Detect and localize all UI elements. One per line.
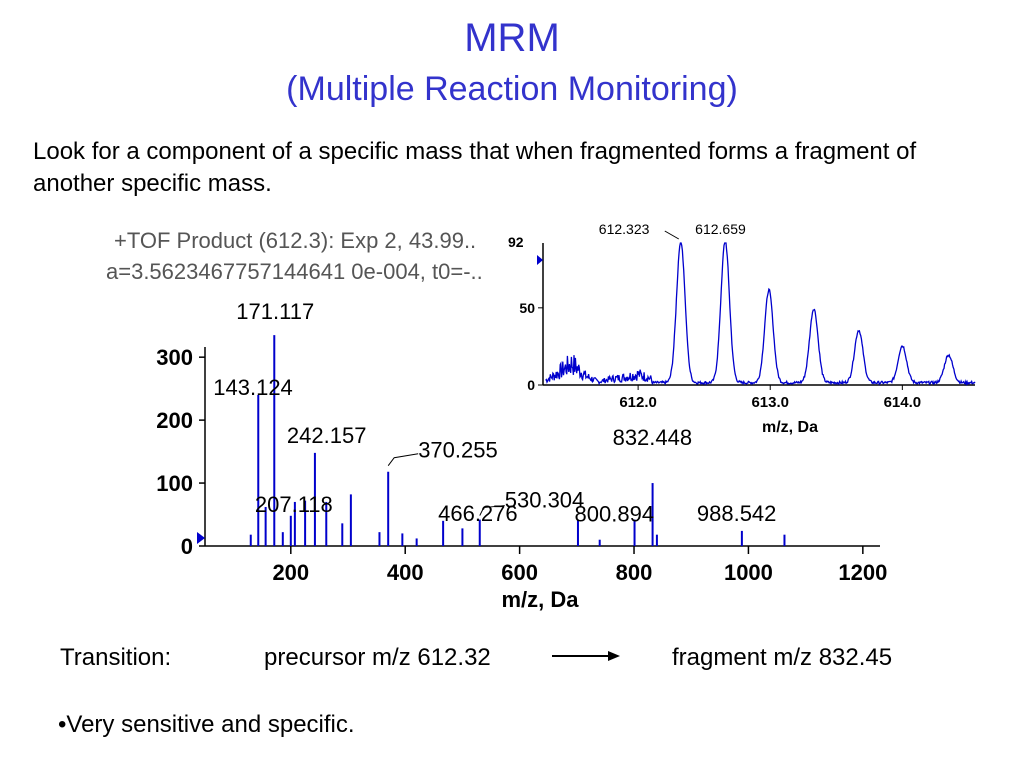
main-x-tick-label: 800 <box>616 560 653 585</box>
main-axis-marker-icon <box>197 532 205 544</box>
inset-peak-label: 612.323 <box>599 221 650 237</box>
fragment-text: fragment m/z 832.45 <box>672 644 893 671</box>
inset-x-tick-label: 614.0 <box>884 394 922 411</box>
label-leader-line <box>479 505 505 516</box>
peak-label: 832.448 <box>613 425 693 450</box>
spectrum-header-line-2: a=3.5623467757144641 0e-004, t0=-.. <box>106 259 483 284</box>
main-x-tick-label: 400 <box>387 560 424 585</box>
inset-x-tick-label: 612.0 <box>619 394 657 411</box>
peak-label: 242.157 <box>287 423 367 448</box>
slide-title: MRM <box>464 16 560 60</box>
product-ion-spectrum: +TOF Product (612.3): Exp 2, 43.99.. a=3… <box>106 228 887 612</box>
inset-x-axis-label: m/z, Da <box>762 419 818 436</box>
spectrum-header-line-1: +TOF Product (612.3): Exp 2, 43.99.. <box>114 228 476 253</box>
peak-label: 800.894 <box>575 502 655 527</box>
inset-x-tick-label: 613.0 <box>751 394 789 411</box>
main-x-tick-label: 1200 <box>838 560 887 585</box>
main-x-tick-label: 1000 <box>724 560 773 585</box>
label-leader-line <box>664 230 680 240</box>
peak-label: 171.117 <box>236 299 314 324</box>
precursor-spectrum-inset: 92 0 50 612.0 613.0 614.0 612.323 612.659 m/z, … <box>508 221 976 436</box>
transition-row: Transition: precursor m/z 612.32 fragmen… <box>60 644 960 674</box>
slide-subtitle: (Multiple Reaction Monitoring) <box>286 70 738 108</box>
peak-label: 466.276 <box>438 501 518 526</box>
main-x-tick-label: 200 <box>272 560 309 585</box>
intro-text: Look for a component of a specific mass … <box>33 138 917 197</box>
main-y-tick-label: 100 <box>156 471 193 496</box>
peak-label: 988.542 <box>697 501 777 526</box>
inset-spectrum-line <box>545 242 976 387</box>
main-x-tick-label: 600 <box>501 560 538 585</box>
main-y-tick-label: 300 <box>156 345 193 370</box>
main-y-tick-label: 200 <box>156 408 193 433</box>
inset-y-tick-label: 0 <box>527 377 535 393</box>
peak-label: 370.255 <box>418 438 498 463</box>
label-leader-line <box>387 453 419 467</box>
peak-label: 530.304 <box>505 488 585 513</box>
peak-label: 143.124 <box>213 375 293 400</box>
precursor-text: precursor m/z 612.32 <box>264 644 491 671</box>
inset-peak-label: 612.659 <box>695 221 746 237</box>
bullet-point: •Very sensitive and specific. <box>58 711 355 738</box>
main-x-axis-label: m/z, Da <box>501 587 579 612</box>
inset-y-tick-label: 50 <box>519 300 535 316</box>
peak-label: 207.118 <box>255 492 333 517</box>
transition-arrow-icon <box>552 651 620 661</box>
inset-axis-marker-icon <box>537 255 543 265</box>
transition-label: Transition: <box>60 644 172 671</box>
inset-y-max-label: 92 <box>508 234 524 250</box>
main-y-tick-label: 0 <box>181 534 193 559</box>
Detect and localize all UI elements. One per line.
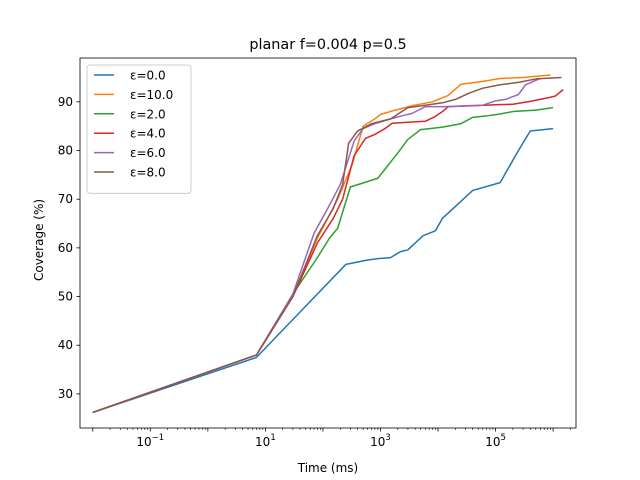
y-tick-label: 80 (58, 144, 73, 158)
legend-label: ε=2.0 (130, 107, 166, 121)
y-tick-label: 70 (58, 192, 73, 206)
x-tick-label: 105 (485, 433, 506, 449)
y-tick-label: 30 (58, 387, 73, 401)
series-line-0 (92, 127, 554, 414)
y-tick-label: 50 (58, 290, 73, 304)
legend: ε=0.0 ε=10.0 ε=2.0 ε=4.0 ε=6.0 ε=8.0 (86, 64, 192, 194)
y-axis-ticks: 30 40 50 60 70 80 90 (58, 95, 80, 401)
series-lines (92, 74, 564, 414)
series-line-1 (92, 74, 551, 414)
y-tick-label: 90 (58, 95, 73, 109)
x-tick-label: 103 (370, 433, 391, 449)
legend-box (86, 64, 192, 194)
x-tick-label: 101 (255, 433, 276, 449)
x-tick-label: 10−1 (136, 433, 164, 449)
y-tick-label: 60 (58, 241, 73, 255)
legend-label: ε=4.0 (130, 127, 166, 141)
series-line-3 (92, 89, 564, 414)
x-axis-ticks: 10−1 101 103 105 (92, 428, 571, 449)
y-axis-label: Coverage (%) (32, 199, 46, 281)
legend-label: ε=6.0 (130, 146, 166, 160)
legend-label: ε=10.0 (130, 88, 173, 102)
series-line-4 (92, 77, 541, 414)
series-line-5 (92, 76, 562, 414)
series-line-2 (92, 106, 554, 414)
plot-frame (79, 57, 577, 429)
x-axis-label: Time (ms) (297, 461, 359, 475)
legend-label: ε=0.0 (130, 69, 166, 83)
legend-label: ε=8.0 (130, 166, 166, 180)
chart-title: planar f=0.004 p=0.5 (249, 37, 406, 53)
y-tick-label: 40 (58, 338, 73, 352)
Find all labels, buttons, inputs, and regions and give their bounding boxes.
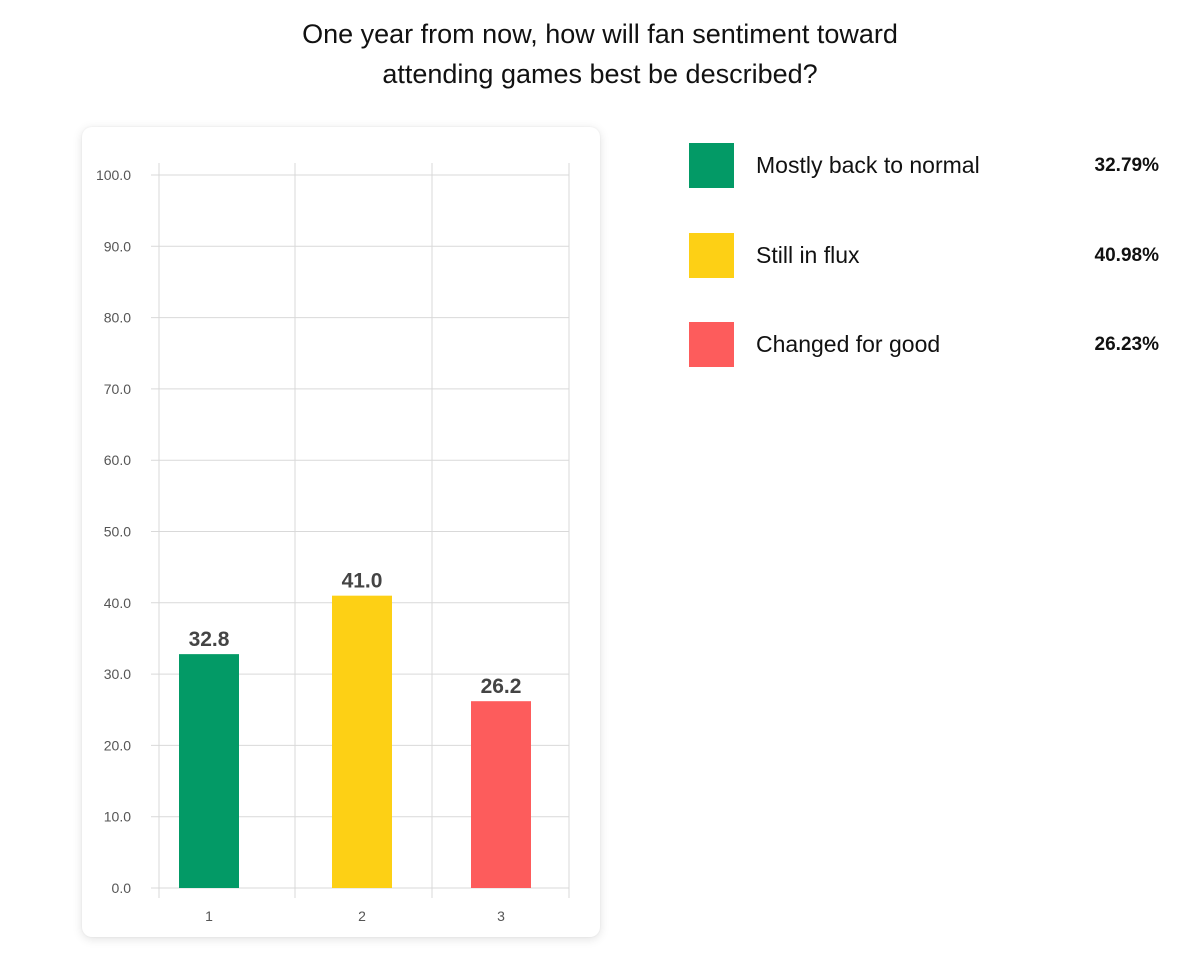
bar [179, 654, 239, 888]
legend-swatch [689, 322, 734, 367]
legend-item-still-in-flux: Still in flux 40.98% [689, 233, 1159, 279]
legend-swatch [689, 143, 734, 188]
legend-percent: 32.79% [1094, 155, 1159, 176]
bar [332, 595, 392, 888]
legend-label: Still in flux [756, 242, 860, 268]
legend-label: Changed for good [756, 331, 941, 357]
y-tick-label: 70.0 [104, 381, 131, 397]
y-tick-label: 60.0 [104, 452, 131, 468]
y-tick-label: 90.0 [104, 238, 131, 254]
legend-label: Mostly back to normal [756, 152, 980, 178]
chart-title: One year from now, how will fan sentimen… [200, 14, 1000, 94]
legend-percent: 40.98% [1094, 245, 1159, 266]
legend-percent: 26.23% [1094, 334, 1159, 355]
y-tick-label: 100.0 [96, 167, 131, 183]
chart-title-line-1: One year from now, how will fan sentimen… [302, 19, 898, 49]
bar-value-label: 41.0 [342, 570, 383, 593]
y-tick-label: 20.0 [104, 737, 131, 753]
legend-item-changed-for-good: Changed for good 26.23% [689, 322, 1159, 368]
legend-swatch [689, 233, 734, 278]
y-tick-label: 40.0 [104, 595, 131, 611]
x-tick-label: 1 [205, 908, 213, 924]
bar-chart: 0.0 10.0 20.0 30.0 40.0 50.0 60.0 70.0 80.0 90.0 1… [96, 163, 570, 924]
bar [471, 701, 531, 888]
legend-item-mostly-back-to-normal: Mostly back to normal 32.79% [689, 143, 1159, 189]
chart-card: 0.0 10.0 20.0 30.0 40.0 50.0 60.0 70.0 80.0 90.0 1… [82, 127, 600, 937]
x-tick-label: 2 [358, 908, 366, 924]
y-tick-label: 50.0 [104, 524, 131, 540]
y-tick-label: 30.0 [104, 666, 131, 682]
y-tick-label: 80.0 [104, 310, 131, 326]
x-tick-label: 3 [497, 908, 505, 924]
bar-value-label: 32.8 [189, 628, 230, 651]
y-tick-label: 0.0 [112, 880, 132, 896]
chart-title-line-2: attending games best be described? [382, 59, 818, 89]
bar-value-label: 26.2 [481, 675, 522, 698]
y-tick-label: 10.0 [104, 809, 131, 825]
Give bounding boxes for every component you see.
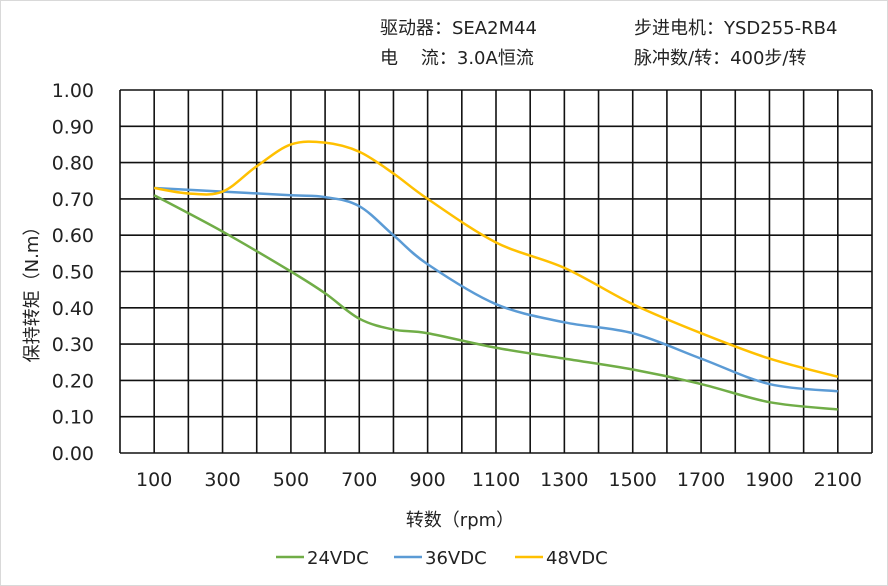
- motor-label: 步进电机：YSD255-RB4: [634, 18, 838, 39]
- y-tick-label: 0.70: [52, 189, 94, 211]
- y-axis-label: 保持转矩（N.m）: [22, 218, 43, 363]
- x-tick-label: 700: [341, 469, 377, 491]
- current-label: 电 流：3.0A恒流: [380, 48, 534, 69]
- x-tick-label: 1100: [472, 469, 520, 491]
- series-line-36VDC: [154, 186, 838, 393]
- x-tick-label: 300: [204, 469, 240, 491]
- legend-label-24VDC: 24VDC: [307, 548, 369, 569]
- y-tick-label: 0.10: [52, 407, 94, 429]
- y-tick-label: 0.30: [52, 334, 94, 356]
- x-tick-label: 500: [273, 469, 309, 491]
- x-tick-label: 100: [136, 469, 172, 491]
- series-line-48VDC: [153, 140, 839, 378]
- y-tick-label: 0.50: [52, 262, 94, 284]
- x-axis-label: 转数（rpm）: [406, 510, 514, 531]
- x-tick-label: 1300: [540, 469, 588, 491]
- x-tick-label: 1700: [677, 469, 725, 491]
- x-tick-label: 900: [410, 469, 446, 491]
- y-tick-label: 0.00: [52, 443, 94, 465]
- pulses-label: 脉冲数/转：400步/转: [634, 48, 807, 69]
- y-tick-label: 0.40: [52, 298, 94, 320]
- y-tick-label: 0.90: [52, 116, 94, 138]
- driver-label: 驱动器：SEA2M44: [380, 18, 537, 39]
- x-tick-label: 1900: [745, 469, 793, 491]
- legend-label-36VDC: 36VDC: [425, 548, 487, 569]
- y-tick-label: 0.80: [52, 153, 94, 175]
- y-tick-label: 0.20: [52, 370, 94, 392]
- y-tick-label: 0.60: [52, 225, 94, 247]
- x-tick-label: 2100: [814, 469, 862, 491]
- y-tick-label: 1.00: [52, 80, 94, 102]
- legend-label-48VDC: 48VDC: [546, 548, 608, 569]
- series-line-24VDC: [153, 194, 838, 411]
- x-tick-label: 1500: [609, 469, 657, 491]
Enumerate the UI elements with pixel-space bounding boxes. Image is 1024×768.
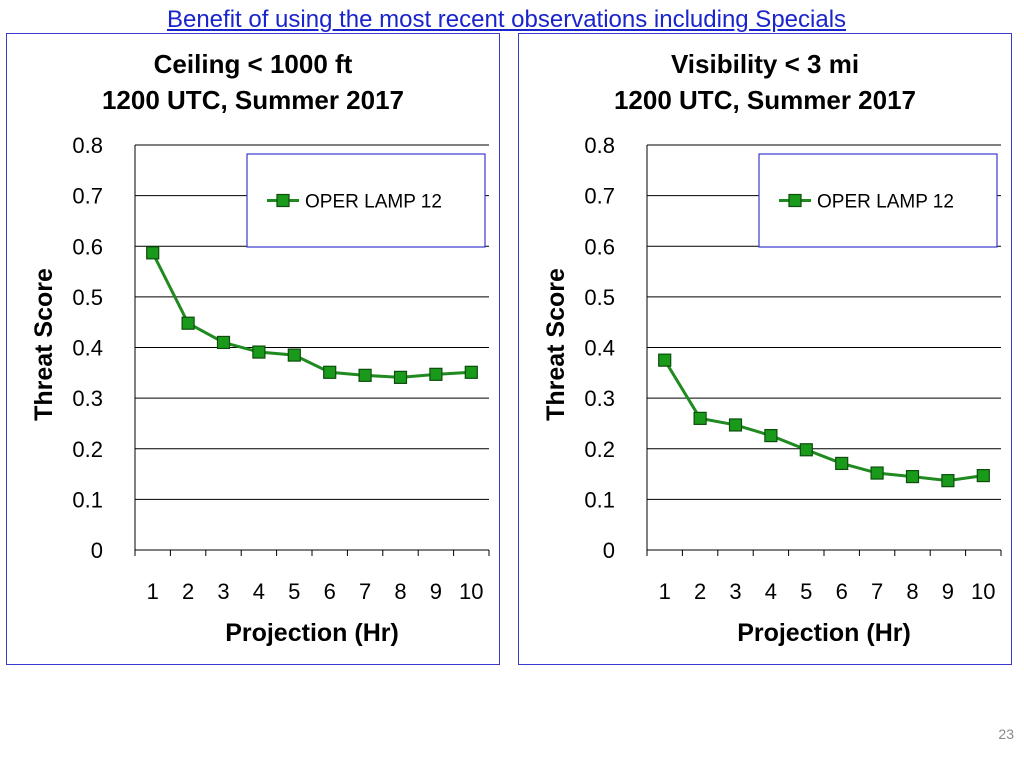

## What is required:
Begin at the line that has "main-x-tick-label: 800 <box>616" and stop after the line that has "peak-label: 370.255 <box>418". Write those lines out again, swapping every "inset-x-tick-label" for "inset-x-axis-tick" and keeping everything else unchanged.

## Exercise solution:
main-x-tick-label: 800 <box>616 560 653 585</box>
main-axis-marker-icon <box>197 532 205 544</box>
inset-peak-label: 612.323 <box>599 221 650 237</box>
fragment-text: fragment m/z 832.45 <box>672 644 893 671</box>
inset-x-axis-tick: 614.0 <box>884 394 922 411</box>
label-leader-line <box>479 505 505 516</box>
peak-label: 832.448 <box>613 425 693 450</box>
spectrum-header-line-2: a=3.5623467757144641 0e-004, t0=-.. <box>106 259 483 284</box>
main-x-tick-label: 400 <box>387 560 424 585</box>
inset-x-axis-tick: 612.0 <box>619 394 657 411</box>
peak-label: 242.157 <box>287 423 367 448</box>
slide-title: MRM <box>464 16 560 60</box>
product-ion-spectrum: +TOF Product (612.3): Exp 2, 43.99.. a=3… <box>106 228 887 612</box>
inset-x-axis-label: m/z, Da <box>762 419 818 436</box>
spectrum-header-line-1: +TOF Product (612.3): Exp 2, 43.99.. <box>114 228 476 253</box>
peak-label: 800.894 <box>575 502 655 527</box>
inset-x-axis-tick: 613.0 <box>751 394 789 411</box>
main-x-tick-label: 1200 <box>838 560 887 585</box>
main-x-tick-label: 1000 <box>724 560 773 585</box>
label-leader-line <box>664 230 680 240</box>
peak-label: 171.117 <box>236 299 314 324</box>
precursor-spectrum-inset: 92 0 50 612.0 613.0 614.0 612.323 612.659 m/z, … <box>508 221 976 436</box>
transition-row: Transition: precursor m/z 612.32 fragmen… <box>60 644 960 674</box>
slide-subtitle: (Multiple Reaction Monitoring) <box>286 70 738 108</box>
peak-label: 466.276 <box>438 501 518 526</box>
main-x-tick-label: 200 <box>272 560 309 585</box>
intro-text: Look for a component of a specific mass … <box>33 138 917 197</box>
main-y-tick-label: 100 <box>156 471 193 496</box>
peak-label: 988.542 <box>697 501 777 526</box>
inset-spectrum-line <box>545 242 976 387</box>
main-x-tick-label: 600 <box>501 560 538 585</box>
main-y-tick-label: 300 <box>156 345 193 370</box>
main-y-tick-label: 200 <box>156 408 193 433</box>
inset-y-tick-label: 0 <box>527 377 535 393</box>
peak-label: 370.255 <box>418 438 498 463</box>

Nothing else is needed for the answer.